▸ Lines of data
[Begin]

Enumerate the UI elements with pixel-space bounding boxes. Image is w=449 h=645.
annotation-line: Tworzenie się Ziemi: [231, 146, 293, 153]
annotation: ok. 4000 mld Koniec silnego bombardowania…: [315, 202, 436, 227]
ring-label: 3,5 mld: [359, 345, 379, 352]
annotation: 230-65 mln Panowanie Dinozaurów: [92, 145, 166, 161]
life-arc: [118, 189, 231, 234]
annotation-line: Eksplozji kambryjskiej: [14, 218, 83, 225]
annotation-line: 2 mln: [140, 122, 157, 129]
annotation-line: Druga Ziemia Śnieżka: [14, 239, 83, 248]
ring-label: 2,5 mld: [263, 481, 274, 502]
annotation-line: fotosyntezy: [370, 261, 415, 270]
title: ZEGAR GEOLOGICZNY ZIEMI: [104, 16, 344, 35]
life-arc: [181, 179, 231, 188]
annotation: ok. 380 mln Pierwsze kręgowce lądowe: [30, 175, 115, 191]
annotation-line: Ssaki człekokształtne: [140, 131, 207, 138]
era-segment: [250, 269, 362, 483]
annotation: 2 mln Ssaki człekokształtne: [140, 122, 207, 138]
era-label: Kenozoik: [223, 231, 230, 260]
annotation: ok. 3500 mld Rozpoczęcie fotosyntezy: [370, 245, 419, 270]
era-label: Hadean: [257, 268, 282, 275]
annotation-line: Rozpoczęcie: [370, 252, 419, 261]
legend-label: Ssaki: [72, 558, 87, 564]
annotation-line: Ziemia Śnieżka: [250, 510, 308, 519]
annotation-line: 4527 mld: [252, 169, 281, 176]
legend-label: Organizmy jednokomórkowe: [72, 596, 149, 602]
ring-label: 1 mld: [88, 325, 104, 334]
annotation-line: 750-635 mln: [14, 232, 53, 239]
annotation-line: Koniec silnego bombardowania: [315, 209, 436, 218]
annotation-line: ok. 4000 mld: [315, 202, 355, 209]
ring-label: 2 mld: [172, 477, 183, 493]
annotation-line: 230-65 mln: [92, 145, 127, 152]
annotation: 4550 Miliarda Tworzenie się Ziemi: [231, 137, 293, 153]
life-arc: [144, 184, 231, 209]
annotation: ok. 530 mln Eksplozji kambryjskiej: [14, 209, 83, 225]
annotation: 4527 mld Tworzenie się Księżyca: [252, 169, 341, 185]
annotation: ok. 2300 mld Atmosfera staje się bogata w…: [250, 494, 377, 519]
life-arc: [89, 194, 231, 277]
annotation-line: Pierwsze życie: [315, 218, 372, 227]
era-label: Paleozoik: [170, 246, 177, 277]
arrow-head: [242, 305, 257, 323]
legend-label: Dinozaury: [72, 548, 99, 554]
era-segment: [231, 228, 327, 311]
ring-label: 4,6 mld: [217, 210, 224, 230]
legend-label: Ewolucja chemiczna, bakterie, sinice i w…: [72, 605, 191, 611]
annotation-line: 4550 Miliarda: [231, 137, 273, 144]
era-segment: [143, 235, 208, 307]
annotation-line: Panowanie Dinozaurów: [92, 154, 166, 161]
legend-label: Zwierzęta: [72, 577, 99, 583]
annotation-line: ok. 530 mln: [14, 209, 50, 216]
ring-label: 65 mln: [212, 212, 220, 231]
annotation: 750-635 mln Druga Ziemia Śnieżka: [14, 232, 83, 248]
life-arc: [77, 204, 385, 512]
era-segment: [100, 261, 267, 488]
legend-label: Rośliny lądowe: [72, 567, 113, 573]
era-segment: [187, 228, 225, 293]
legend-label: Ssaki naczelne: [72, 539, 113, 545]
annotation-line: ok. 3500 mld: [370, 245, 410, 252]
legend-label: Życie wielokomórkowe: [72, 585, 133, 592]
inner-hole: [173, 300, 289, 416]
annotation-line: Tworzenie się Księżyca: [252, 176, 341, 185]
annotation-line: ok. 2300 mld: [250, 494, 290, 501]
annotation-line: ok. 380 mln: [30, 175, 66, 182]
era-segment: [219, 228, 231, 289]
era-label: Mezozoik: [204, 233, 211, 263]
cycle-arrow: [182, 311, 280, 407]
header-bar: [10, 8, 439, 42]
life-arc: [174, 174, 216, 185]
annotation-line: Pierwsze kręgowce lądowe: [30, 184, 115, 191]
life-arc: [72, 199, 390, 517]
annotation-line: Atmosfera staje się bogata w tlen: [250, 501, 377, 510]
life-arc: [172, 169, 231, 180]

[End]

▸ EXERCISE INSTRUCTIONS
Rewrite all of the lines above, substituting "Kainozoik" for "Kenozoik" and keeping everything else unchanged.

▸ OUTPUT
Enumerate the UI elements with pixel-space bounding boxes. Image is w=449 h=645.
annotation-line: Tworzenie się Ziemi: [231, 146, 293, 153]
annotation: ok. 4000 mld Koniec silnego bombardowania…: [315, 202, 436, 227]
ring-label: 3,5 mld: [359, 345, 379, 352]
annotation: 230-65 mln Panowanie Dinozaurów: [92, 145, 166, 161]
life-arc: [118, 189, 231, 234]
annotation-line: Eksplozji kambryjskiej: [14, 218, 83, 225]
annotation-line: 2 mln: [140, 122, 157, 129]
annotation-line: Druga Ziemia Śnieżka: [14, 239, 83, 248]
ring-label: 2,5 mld: [263, 481, 274, 502]
annotation-line: fotosyntezy: [370, 261, 415, 270]
title: ZEGAR GEOLOGICZNY ZIEMI: [104, 16, 344, 35]
life-arc: [181, 179, 231, 188]
annotation: ok. 380 mln Pierwsze kręgowce lądowe: [30, 175, 115, 191]
annotation-line: Ssaki człekokształtne: [140, 131, 207, 138]
era-segment: [250, 269, 362, 483]
annotation: 2 mln Ssaki człekokształtne: [140, 122, 207, 138]
era-label: Kainozoik: [223, 231, 230, 260]
annotation: ok. 3500 mld Rozpoczęcie fotosyntezy: [370, 245, 419, 270]
era-label: Hadean: [257, 268, 282, 275]
annotation-line: Rozpoczęcie: [370, 252, 419, 261]
legend-label: Ssaki: [72, 558, 87, 564]
annotation-line: Ziemia Śnieżka: [250, 510, 308, 519]
annotation-line: 4527 mld: [252, 169, 281, 176]
legend-label: Organizmy jednokomórkowe: [72, 596, 149, 602]
ring-label: 1 mld: [88, 325, 104, 334]
annotation-line: 750-635 mln: [14, 232, 53, 239]
annotation-line: Koniec silnego bombardowania: [315, 209, 436, 218]
annotation-line: ok. 4000 mld: [315, 202, 355, 209]
ring-label: 2 mld: [172, 477, 183, 493]
annotation-line: 230-65 mln: [92, 145, 127, 152]
annotation: 4550 Miliarda Tworzenie się Ziemi: [231, 137, 293, 153]
life-arc: [144, 184, 231, 209]
annotation: ok. 530 mln Eksplozji kambryjskiej: [14, 209, 83, 225]
annotation: 4527 mld Tworzenie się Księżyca: [252, 169, 341, 185]
annotation: ok. 2300 mld Atmosfera staje się bogata w…: [250, 494, 377, 519]
life-arc: [89, 194, 231, 277]
annotation-line: Pierwsze życie: [315, 218, 372, 227]
era-label: Paleozoik: [170, 246, 177, 277]
arrow-head: [242, 305, 257, 323]
legend-label: Dinozaury: [72, 548, 99, 554]
era-segment: [231, 228, 327, 311]
ring-label: 4,6 mld: [217, 210, 224, 230]
legend-label: Ewolucja chemiczna, bakterie, sinice i w…: [72, 605, 191, 611]
annotation-line: 4550 Miliarda: [231, 137, 273, 144]
era-segment: [143, 235, 208, 307]
annotation-line: Panowanie Dinozaurów: [92, 154, 166, 161]
legend-label: Zwierzęta: [72, 577, 99, 583]
annotation-line: ok. 530 mln: [14, 209, 50, 216]
ring-label: 65 mln: [212, 212, 220, 231]
annotation: 750-635 mln Druga Ziemia Śnieżka: [14, 232, 83, 248]
life-arc: [77, 204, 385, 512]
era-segment: [100, 261, 267, 488]
legend-label: Rośliny lądowe: [72, 567, 113, 573]
era-segment: [187, 228, 225, 293]
legend-label: Ssaki naczelne: [72, 539, 113, 545]
annotation-line: ok. 3500 mld: [370, 245, 410, 252]
legend-label: Życie wielokomórkowe: [72, 585, 133, 592]
inner-hole: [173, 300, 289, 416]
annotation-line: Tworzenie się Księżyca: [252, 176, 341, 185]
annotation-line: ok. 2300 mld: [250, 494, 290, 501]
annotation-line: ok. 380 mln: [30, 175, 66, 182]
era-segment: [219, 228, 231, 289]
era-label: Mezozoik: [204, 233, 211, 263]
cycle-arrow: [182, 311, 280, 407]
header-bar: [10, 8, 439, 42]
life-arc: [174, 174, 216, 185]
annotation-line: Pierwsze kręgowce lądowe: [30, 184, 115, 191]
life-arc: [72, 199, 390, 517]
annotation-line: Atmosfera staje się bogata w tlen: [250, 501, 377, 510]
life-arc: [172, 169, 231, 180]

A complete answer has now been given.